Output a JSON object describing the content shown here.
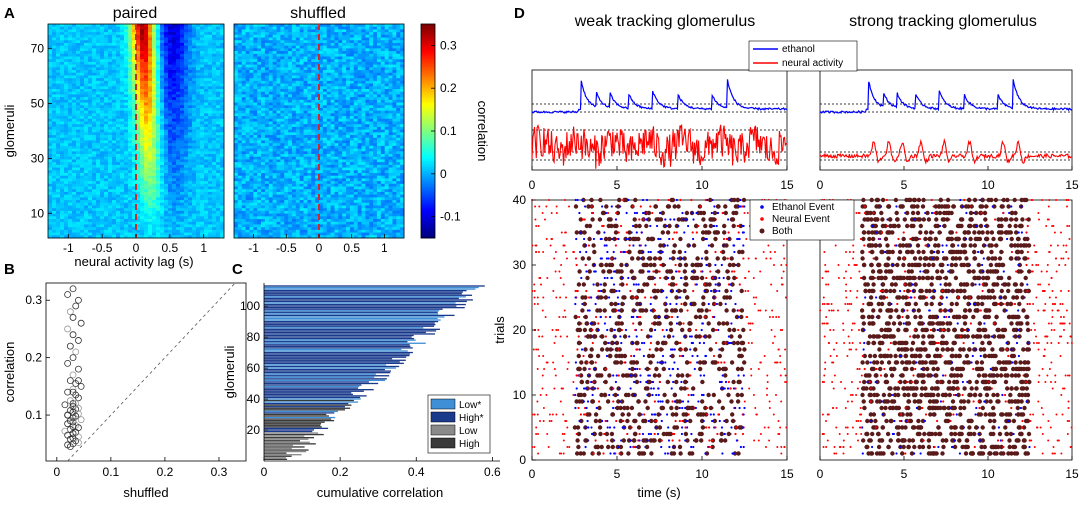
{
  "panels": {
    "A": "A",
    "B": "B",
    "C": "C",
    "D": "D"
  },
  "chart_data": [
    {
      "id": "A",
      "type": "heatmap",
      "titles": [
        "paired",
        "shuffled"
      ],
      "xlabel": "neural activity lag (s)",
      "ylabel": "glomeruli",
      "xlim": [
        -1.3,
        1.3
      ],
      "ylim": [
        1,
        79
      ],
      "xticks": [
        -1,
        -0.5,
        0,
        0.5,
        1
      ],
      "xtick_labels": [
        "-1",
        "-0.5",
        "0",
        "0.5",
        "1"
      ],
      "yticks": [
        10,
        30,
        50,
        70
      ],
      "ytick_labels": [
        "10",
        "30",
        "50",
        "70"
      ],
      "rows": 79,
      "peak_lag_s": 0.1,
      "marker_line_x": 0,
      "colorbar": {
        "label": "correlation",
        "range": [
          -0.15,
          0.35
        ],
        "ticks": [
          -0.1,
          0,
          0.1,
          0.2,
          0.3
        ],
        "tick_labels": [
          "-0.1",
          "0",
          "0.1",
          "0.2",
          "0.3"
        ]
      },
      "colors": {
        "marker": "#d62728"
      }
    },
    {
      "id": "B",
      "type": "scatter",
      "xlabel": "shuffled",
      "ylabel": "correlation",
      "xlim": [
        -0.02,
        0.35
      ],
      "ylim": [
        0.02,
        0.33
      ],
      "xticks": [
        0,
        0.1,
        0.2,
        0.3
      ],
      "xtick_labels": [
        "0",
        "0.1",
        "0.2",
        "0.3"
      ],
      "yticks": [
        0.1,
        0.2,
        0.3
      ],
      "ytick_labels": [
        "0.1",
        "0.2",
        "0.3"
      ],
      "diagonal": true,
      "points": {
        "x": [
          0.02,
          0.03,
          0.04,
          0.025,
          0.035,
          0.03,
          0.045,
          0.02,
          0.03,
          0.04,
          0.025,
          0.035,
          0.03,
          0.02,
          0.04,
          0.03,
          0.025,
          0.035,
          0.045,
          0.03,
          0.02,
          0.035,
          0.04,
          0.025,
          0.03,
          0.015,
          0.03,
          0.04,
          0.035,
          0.025,
          0.03,
          0.04,
          0.02,
          0.035,
          0.03,
          0.045,
          0.025,
          0.03,
          0.02,
          0.035,
          0.03,
          0.04,
          0.025,
          0.015,
          0.035,
          0.03,
          0.02,
          0.04,
          0.03,
          0.025,
          0.035,
          0.04,
          0.03,
          0.02,
          0.025,
          0.035,
          0.03,
          0.04,
          0.02,
          0.03
        ],
        "y": [
          0.31,
          0.32,
          0.3,
          0.28,
          0.29,
          0.27,
          0.26,
          0.25,
          0.24,
          0.23,
          0.22,
          0.21,
          0.2,
          0.19,
          0.18,
          0.17,
          0.16,
          0.155,
          0.15,
          0.145,
          0.14,
          0.135,
          0.13,
          0.125,
          0.12,
          0.118,
          0.115,
          0.112,
          0.11,
          0.108,
          0.105,
          0.102,
          0.1,
          0.098,
          0.095,
          0.092,
          0.09,
          0.088,
          0.085,
          0.082,
          0.08,
          0.078,
          0.075,
          0.072,
          0.07,
          0.068,
          0.065,
          0.062,
          0.06,
          0.058,
          0.055,
          0.052,
          0.05,
          0.048,
          0.045,
          0.12,
          0.14,
          0.16,
          0.1,
          0.09
        ]
      }
    },
    {
      "id": "C",
      "type": "bar",
      "orientation": "horizontal",
      "xlabel": "cumulative correlation",
      "ylabel": "glomeruli",
      "xlim": [
        0,
        0.62
      ],
      "ylim": [
        0,
        115
      ],
      "xticks": [
        0,
        0.2,
        0.4,
        0.6
      ],
      "xtick_labels": [
        "0",
        "0.2",
        "0.4",
        "0.6"
      ],
      "yticks": [
        20,
        40,
        60,
        80,
        100
      ],
      "ytick_labels": [
        "20",
        "40",
        "60",
        "80",
        "100"
      ],
      "n_bars": 113,
      "max_value": 0.58,
      "legend": [
        "Low*",
        "High*",
        "Low",
        "High"
      ],
      "colors": {
        "Low*": "#3f8fd6",
        "High*": "#1a3a8c",
        "Low": "#8a8a8a",
        "High": "#3a3a3a"
      }
    },
    {
      "id": "D_traces",
      "type": "line",
      "titles": [
        "weak tracking glomerulus",
        "strong tracking glomerulus"
      ],
      "xlim": [
        0,
        15
      ],
      "xticks": [
        0,
        5,
        10,
        15
      ],
      "xtick_labels": [
        "0",
        "5",
        "10",
        "15"
      ],
      "series": [
        {
          "name": "ethanol",
          "color": "#0000ff"
        },
        {
          "name": "neural activity",
          "color": "#ff0000"
        }
      ],
      "ethanol_peaks_s": [
        2.9,
        3.8,
        4.6,
        5.7,
        7.1,
        8.6,
        10.6,
        11.5
      ]
    },
    {
      "id": "D_raster",
      "type": "scatter",
      "xlabel": "time (s)",
      "ylabel": "trials",
      "xlim": [
        0,
        15
      ],
      "ylim": [
        0,
        40
      ],
      "xticks": [
        0,
        5,
        10,
        15
      ],
      "xtick_labels": [
        "0",
        "5",
        "10",
        "15"
      ],
      "yticks": [
        0,
        10,
        20,
        30,
        40
      ],
      "ytick_labels": [
        "0",
        "10",
        "20",
        "30",
        "40"
      ],
      "n_trials": 40,
      "stimulus_window_s": [
        2.5,
        12.5
      ],
      "legend": [
        "Ethanol Event",
        "Neural Event",
        "Both"
      ],
      "colors": {
        "Ethanol Event": "#0000ff",
        "Neural Event": "#ff0000",
        "Both": "#5a1a1a"
      }
    }
  ]
}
* * * *
PROBLEM:
Give the number of lines in the entries that include the string "ylabel", and nothing more.

WRITTEN ANSWER:
4